SET PROBLEM. Reproduce verbatim the lines of the records from the first line through the line containing "cell-current-by-r8: – [590, 341, 930, 449]", including both of these lines.

BEGIN TASK MATERIAL

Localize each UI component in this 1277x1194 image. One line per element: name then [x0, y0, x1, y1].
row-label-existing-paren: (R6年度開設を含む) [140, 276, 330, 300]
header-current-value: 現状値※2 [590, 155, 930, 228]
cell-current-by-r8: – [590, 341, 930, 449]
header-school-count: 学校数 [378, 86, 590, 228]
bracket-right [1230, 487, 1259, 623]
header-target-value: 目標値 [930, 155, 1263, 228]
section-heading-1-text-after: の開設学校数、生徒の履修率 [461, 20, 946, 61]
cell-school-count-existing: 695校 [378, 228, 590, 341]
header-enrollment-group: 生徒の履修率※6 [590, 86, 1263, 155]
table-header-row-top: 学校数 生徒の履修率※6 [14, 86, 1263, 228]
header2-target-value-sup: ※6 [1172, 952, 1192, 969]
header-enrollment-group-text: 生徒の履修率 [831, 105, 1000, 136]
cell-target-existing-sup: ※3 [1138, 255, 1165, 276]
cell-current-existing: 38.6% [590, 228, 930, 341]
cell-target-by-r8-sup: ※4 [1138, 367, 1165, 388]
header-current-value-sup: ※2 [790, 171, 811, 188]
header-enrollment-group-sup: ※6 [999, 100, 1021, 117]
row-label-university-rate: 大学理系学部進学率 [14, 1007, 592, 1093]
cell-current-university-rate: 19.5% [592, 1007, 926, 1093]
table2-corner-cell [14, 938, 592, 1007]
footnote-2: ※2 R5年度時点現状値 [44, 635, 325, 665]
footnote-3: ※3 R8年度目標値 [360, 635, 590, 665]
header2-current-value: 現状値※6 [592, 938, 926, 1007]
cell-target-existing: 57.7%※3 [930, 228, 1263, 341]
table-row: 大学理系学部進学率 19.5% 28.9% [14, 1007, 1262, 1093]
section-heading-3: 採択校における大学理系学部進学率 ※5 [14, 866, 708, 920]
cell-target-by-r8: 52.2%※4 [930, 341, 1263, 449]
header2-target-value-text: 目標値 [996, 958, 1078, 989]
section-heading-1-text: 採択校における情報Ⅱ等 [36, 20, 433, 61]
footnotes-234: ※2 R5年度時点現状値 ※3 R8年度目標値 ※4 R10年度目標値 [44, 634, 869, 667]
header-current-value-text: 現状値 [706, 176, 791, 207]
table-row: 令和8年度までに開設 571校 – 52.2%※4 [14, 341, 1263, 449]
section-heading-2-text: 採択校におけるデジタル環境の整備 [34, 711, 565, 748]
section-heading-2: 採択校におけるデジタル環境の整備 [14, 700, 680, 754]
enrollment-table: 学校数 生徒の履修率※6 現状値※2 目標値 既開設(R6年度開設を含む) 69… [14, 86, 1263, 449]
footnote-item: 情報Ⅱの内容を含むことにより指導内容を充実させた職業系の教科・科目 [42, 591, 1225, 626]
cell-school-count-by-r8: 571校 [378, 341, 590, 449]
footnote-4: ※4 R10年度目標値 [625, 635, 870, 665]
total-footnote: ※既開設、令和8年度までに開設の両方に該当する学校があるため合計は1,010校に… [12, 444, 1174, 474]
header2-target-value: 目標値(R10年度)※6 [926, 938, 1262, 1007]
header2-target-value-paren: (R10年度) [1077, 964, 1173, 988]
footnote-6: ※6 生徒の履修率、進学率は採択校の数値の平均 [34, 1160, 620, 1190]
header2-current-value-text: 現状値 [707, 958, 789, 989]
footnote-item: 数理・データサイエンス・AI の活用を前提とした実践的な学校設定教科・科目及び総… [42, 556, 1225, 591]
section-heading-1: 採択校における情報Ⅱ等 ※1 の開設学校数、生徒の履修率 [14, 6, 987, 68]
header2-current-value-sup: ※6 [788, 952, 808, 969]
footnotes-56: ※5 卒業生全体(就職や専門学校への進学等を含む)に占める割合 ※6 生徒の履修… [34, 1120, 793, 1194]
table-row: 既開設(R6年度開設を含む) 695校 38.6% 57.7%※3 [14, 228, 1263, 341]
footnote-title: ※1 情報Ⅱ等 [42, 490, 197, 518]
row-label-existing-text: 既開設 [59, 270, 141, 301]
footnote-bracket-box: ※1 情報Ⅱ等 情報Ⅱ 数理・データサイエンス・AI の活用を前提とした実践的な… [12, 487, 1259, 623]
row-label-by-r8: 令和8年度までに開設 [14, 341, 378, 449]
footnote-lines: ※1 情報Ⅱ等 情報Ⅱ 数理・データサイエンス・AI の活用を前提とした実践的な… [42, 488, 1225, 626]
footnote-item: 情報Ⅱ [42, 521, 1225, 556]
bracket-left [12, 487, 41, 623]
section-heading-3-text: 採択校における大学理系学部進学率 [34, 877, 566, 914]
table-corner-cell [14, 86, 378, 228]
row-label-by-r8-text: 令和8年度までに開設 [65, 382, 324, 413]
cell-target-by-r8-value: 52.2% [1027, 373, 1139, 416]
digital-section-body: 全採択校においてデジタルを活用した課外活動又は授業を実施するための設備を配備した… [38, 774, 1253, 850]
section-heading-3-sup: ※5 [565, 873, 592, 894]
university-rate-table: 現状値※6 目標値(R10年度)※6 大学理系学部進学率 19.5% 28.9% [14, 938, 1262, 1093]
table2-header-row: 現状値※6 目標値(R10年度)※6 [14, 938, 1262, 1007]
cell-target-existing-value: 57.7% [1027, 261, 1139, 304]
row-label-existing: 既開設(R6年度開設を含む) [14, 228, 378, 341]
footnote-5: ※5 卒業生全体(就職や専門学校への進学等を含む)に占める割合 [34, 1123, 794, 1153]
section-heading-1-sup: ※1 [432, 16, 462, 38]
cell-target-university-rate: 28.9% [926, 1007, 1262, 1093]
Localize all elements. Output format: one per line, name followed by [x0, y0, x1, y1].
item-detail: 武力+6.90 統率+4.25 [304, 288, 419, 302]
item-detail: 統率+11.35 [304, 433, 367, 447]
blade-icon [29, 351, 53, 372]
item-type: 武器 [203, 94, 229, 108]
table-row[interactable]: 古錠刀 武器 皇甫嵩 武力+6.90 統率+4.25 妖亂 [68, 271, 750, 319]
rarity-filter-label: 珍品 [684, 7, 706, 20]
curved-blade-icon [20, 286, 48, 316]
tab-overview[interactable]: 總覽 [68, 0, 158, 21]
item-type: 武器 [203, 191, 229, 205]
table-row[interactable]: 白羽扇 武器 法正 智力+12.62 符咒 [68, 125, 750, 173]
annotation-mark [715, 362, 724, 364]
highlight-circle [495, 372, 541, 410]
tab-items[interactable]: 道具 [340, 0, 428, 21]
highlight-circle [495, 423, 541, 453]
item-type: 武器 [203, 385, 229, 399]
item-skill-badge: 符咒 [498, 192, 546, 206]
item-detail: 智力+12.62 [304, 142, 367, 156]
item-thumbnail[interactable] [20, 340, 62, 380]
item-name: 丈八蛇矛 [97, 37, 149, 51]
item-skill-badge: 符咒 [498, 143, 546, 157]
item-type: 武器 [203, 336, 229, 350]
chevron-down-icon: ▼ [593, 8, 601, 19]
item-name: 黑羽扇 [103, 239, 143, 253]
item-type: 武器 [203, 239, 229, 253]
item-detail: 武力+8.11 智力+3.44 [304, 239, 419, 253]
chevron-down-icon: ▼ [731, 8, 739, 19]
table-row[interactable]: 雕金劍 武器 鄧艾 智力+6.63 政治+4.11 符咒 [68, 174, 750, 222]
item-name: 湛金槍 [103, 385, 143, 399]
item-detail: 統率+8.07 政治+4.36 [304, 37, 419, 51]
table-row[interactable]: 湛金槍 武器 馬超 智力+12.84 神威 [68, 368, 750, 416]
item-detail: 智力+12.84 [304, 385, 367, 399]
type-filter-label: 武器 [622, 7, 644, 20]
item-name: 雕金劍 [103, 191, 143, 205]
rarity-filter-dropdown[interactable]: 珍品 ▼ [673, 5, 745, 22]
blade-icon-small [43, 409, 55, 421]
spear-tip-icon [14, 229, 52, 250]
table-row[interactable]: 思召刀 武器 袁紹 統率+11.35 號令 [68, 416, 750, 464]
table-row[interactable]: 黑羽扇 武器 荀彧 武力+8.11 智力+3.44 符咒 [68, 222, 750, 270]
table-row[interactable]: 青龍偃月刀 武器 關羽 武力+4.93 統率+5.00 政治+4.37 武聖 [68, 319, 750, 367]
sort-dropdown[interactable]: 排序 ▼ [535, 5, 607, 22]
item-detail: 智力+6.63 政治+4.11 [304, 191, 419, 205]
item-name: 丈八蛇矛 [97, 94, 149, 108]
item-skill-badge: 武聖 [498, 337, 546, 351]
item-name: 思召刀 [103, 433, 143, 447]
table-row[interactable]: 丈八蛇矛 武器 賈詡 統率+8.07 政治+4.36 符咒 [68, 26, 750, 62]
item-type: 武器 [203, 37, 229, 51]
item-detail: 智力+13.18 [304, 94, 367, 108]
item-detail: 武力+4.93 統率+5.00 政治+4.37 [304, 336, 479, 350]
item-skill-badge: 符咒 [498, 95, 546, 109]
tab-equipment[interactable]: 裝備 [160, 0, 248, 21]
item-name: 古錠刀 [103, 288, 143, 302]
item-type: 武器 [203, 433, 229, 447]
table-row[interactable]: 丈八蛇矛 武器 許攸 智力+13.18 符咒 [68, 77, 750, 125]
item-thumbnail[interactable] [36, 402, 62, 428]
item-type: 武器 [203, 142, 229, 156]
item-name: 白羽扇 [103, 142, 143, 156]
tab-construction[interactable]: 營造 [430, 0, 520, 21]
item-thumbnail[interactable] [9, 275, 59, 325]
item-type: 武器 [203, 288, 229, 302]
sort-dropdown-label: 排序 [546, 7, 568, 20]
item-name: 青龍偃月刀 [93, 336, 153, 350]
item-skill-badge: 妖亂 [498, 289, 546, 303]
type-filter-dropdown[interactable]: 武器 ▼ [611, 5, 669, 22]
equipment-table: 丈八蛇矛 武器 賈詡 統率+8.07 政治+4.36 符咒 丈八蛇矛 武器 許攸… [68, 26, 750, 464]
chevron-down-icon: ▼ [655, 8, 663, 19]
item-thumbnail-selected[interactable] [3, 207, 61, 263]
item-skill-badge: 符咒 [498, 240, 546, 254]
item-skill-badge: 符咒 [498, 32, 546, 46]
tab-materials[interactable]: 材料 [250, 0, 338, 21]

END TASK MATERIAL

EXERCISE RESULT.
Localize each UI component in this 1277x1194 image. One line per element: name then [x0, y0, x1, y1].
row-label-existing-paren: (R6年度開設を含む) [140, 276, 330, 300]
header-current-value: 現状値※2 [590, 155, 930, 228]
cell-current-by-r8: – [590, 341, 930, 449]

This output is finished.